### Direction
Go through the entries and count the lines with the string "FAMILY" in them. Give only that number.

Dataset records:
***

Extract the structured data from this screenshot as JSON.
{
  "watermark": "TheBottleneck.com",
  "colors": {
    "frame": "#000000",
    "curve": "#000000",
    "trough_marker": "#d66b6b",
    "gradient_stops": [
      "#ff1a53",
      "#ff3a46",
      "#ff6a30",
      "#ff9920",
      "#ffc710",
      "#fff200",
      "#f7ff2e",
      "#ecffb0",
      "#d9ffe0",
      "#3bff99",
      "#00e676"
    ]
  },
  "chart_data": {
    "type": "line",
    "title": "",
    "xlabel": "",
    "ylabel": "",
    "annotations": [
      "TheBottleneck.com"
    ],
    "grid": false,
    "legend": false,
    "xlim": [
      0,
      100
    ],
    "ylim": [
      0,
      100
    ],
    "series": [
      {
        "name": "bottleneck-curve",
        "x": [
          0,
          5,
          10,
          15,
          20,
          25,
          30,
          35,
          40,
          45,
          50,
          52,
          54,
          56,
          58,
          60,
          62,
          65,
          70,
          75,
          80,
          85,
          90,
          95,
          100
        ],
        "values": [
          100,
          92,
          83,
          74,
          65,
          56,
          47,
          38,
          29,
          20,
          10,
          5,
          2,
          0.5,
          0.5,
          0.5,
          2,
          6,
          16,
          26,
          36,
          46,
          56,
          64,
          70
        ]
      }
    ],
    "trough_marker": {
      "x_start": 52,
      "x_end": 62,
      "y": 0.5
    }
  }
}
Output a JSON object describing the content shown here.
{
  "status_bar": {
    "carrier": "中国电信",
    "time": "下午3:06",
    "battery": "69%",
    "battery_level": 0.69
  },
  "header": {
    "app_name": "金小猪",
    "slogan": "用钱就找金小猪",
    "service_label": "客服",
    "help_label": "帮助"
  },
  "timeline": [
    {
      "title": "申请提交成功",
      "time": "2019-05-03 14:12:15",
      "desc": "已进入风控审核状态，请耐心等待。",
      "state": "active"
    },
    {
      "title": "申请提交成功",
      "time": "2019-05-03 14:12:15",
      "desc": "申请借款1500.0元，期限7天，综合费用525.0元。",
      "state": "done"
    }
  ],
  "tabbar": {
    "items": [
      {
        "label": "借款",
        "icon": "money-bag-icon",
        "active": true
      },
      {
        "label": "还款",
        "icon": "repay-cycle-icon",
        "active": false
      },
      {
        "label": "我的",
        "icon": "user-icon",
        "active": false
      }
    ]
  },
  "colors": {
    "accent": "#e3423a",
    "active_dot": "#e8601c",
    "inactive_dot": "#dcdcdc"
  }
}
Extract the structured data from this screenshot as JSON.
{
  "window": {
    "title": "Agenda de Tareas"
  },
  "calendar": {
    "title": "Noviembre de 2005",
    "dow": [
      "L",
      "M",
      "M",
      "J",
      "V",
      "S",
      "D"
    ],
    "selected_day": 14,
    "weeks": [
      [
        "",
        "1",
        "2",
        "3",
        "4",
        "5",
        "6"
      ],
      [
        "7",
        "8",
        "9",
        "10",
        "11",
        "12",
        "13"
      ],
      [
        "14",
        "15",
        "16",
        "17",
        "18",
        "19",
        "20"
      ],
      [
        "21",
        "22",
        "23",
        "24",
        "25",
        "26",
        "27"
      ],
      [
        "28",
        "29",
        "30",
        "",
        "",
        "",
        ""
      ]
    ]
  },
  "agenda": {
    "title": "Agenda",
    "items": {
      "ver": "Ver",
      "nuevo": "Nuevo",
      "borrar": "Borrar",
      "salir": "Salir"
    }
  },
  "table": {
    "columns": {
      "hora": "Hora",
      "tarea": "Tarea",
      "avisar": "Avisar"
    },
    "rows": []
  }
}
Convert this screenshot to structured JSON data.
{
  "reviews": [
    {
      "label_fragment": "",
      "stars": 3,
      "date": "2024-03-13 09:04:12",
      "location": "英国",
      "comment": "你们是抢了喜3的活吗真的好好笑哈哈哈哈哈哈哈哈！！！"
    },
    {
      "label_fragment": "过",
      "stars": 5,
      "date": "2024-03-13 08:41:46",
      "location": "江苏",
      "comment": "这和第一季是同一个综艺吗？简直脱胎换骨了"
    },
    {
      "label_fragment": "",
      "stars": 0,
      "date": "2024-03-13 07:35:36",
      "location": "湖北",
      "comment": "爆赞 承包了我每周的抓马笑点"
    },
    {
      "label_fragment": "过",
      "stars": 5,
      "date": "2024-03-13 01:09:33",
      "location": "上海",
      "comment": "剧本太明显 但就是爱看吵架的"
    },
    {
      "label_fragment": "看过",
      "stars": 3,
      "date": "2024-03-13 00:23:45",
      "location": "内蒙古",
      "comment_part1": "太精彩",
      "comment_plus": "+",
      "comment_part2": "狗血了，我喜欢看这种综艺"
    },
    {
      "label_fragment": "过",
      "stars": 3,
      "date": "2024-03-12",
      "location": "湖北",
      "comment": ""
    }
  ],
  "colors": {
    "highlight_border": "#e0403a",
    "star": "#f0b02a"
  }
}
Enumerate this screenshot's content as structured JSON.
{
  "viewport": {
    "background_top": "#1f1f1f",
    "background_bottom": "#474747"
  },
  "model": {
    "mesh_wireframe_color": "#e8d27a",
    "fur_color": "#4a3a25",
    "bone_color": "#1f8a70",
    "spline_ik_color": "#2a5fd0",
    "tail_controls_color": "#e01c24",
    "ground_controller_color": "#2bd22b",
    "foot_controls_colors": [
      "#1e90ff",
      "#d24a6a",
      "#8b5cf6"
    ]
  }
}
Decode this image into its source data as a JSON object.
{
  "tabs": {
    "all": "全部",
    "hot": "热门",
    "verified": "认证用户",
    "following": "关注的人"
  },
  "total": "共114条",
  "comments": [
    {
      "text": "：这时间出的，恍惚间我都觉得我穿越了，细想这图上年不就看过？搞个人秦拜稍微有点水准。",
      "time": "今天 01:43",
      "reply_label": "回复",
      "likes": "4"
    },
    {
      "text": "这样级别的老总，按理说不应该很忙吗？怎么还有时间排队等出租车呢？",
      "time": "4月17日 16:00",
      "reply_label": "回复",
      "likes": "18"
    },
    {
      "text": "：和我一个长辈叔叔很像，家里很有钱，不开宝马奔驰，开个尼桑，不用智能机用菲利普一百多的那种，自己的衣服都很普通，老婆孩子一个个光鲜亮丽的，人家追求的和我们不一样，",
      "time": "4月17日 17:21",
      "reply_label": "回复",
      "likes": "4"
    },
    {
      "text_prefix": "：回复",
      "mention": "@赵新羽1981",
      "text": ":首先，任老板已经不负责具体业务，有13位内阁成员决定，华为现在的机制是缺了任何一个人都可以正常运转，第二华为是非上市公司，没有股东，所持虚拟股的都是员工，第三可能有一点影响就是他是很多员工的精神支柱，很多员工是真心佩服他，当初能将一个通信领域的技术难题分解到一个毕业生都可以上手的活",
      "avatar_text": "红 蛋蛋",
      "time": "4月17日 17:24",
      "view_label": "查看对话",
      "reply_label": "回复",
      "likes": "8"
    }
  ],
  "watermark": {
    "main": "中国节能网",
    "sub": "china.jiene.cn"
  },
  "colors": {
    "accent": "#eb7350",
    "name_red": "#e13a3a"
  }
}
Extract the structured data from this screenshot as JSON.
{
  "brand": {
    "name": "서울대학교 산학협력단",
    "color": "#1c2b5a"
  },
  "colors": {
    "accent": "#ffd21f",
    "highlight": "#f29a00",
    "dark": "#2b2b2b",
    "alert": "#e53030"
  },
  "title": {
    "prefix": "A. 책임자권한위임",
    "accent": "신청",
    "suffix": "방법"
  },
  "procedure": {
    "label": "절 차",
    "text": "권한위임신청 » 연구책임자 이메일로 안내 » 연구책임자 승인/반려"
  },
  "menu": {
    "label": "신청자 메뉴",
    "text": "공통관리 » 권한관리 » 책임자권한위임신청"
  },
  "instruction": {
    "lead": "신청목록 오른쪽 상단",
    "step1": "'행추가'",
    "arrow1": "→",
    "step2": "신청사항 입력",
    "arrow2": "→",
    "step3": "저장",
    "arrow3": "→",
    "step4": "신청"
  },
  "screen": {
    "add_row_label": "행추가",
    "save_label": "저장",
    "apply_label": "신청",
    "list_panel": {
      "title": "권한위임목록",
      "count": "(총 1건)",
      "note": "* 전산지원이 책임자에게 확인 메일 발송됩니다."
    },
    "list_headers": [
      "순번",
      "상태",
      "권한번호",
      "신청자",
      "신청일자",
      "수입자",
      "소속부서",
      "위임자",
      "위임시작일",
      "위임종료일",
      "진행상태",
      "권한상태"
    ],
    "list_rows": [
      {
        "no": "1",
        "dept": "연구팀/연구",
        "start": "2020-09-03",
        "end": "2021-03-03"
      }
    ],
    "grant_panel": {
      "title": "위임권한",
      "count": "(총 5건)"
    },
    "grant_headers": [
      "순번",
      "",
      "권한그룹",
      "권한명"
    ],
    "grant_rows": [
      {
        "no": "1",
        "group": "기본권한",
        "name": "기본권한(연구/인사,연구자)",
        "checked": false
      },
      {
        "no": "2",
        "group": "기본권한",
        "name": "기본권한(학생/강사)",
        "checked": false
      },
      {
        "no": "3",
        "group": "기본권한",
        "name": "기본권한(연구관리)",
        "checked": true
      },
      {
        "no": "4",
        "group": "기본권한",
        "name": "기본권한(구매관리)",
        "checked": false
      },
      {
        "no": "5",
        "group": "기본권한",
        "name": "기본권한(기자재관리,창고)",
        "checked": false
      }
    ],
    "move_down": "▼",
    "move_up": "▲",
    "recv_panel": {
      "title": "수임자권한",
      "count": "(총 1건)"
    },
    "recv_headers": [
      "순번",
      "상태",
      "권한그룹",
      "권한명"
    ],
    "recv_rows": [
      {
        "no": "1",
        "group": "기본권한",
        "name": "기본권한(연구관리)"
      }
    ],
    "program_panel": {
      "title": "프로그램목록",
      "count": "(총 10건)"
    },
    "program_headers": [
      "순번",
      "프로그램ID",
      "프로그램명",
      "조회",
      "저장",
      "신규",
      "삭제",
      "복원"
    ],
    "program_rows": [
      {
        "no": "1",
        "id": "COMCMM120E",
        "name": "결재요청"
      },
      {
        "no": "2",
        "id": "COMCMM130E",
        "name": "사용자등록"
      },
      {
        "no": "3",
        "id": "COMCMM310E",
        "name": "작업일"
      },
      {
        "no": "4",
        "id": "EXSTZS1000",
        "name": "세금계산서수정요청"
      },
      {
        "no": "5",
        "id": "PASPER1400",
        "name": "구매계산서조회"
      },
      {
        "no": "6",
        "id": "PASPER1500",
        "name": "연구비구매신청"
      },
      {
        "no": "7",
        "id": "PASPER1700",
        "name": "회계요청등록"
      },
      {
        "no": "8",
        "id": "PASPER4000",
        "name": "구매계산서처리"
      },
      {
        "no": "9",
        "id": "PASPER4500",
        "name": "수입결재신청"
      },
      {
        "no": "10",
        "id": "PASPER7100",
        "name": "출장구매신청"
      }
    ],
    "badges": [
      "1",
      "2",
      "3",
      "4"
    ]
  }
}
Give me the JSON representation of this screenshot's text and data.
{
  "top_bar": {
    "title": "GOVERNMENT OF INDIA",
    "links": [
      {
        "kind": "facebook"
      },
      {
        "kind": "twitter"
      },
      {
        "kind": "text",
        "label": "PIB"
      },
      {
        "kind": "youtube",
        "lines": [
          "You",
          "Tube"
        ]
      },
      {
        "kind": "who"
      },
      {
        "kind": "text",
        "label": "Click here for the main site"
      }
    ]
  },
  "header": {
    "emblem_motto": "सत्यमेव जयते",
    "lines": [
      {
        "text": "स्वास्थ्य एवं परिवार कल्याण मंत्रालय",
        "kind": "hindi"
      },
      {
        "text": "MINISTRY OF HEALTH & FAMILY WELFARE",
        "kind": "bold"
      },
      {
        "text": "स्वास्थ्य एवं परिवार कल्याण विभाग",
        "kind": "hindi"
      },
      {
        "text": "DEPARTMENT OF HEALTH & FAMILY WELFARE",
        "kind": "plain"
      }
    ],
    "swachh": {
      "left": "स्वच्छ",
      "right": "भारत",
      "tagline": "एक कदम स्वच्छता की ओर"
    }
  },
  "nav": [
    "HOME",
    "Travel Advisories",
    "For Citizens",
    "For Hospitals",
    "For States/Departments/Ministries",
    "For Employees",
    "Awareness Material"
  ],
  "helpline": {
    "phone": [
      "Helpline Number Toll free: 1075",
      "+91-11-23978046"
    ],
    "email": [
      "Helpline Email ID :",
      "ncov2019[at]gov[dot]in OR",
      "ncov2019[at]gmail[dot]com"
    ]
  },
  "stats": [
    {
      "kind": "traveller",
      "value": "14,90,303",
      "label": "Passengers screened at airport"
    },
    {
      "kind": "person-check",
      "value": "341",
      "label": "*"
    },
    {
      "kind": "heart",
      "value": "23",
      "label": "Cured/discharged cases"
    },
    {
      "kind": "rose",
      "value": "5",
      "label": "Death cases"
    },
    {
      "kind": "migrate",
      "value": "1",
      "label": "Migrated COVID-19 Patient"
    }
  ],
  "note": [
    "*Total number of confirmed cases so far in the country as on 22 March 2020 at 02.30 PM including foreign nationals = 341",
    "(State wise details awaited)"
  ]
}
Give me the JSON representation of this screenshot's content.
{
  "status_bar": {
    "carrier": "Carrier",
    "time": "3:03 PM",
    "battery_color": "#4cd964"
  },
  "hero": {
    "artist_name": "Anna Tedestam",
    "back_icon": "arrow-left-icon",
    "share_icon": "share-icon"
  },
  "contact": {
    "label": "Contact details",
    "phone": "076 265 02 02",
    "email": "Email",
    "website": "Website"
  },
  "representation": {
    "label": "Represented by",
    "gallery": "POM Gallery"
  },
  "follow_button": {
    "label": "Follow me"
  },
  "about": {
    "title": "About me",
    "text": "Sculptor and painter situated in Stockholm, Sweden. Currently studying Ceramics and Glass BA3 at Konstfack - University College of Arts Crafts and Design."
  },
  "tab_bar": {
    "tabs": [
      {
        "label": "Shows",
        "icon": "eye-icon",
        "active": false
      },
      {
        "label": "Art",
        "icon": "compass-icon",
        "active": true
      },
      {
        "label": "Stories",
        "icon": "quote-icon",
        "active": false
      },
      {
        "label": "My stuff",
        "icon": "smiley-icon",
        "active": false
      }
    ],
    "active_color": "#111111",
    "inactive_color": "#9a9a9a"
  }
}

***

### Answer to this task
2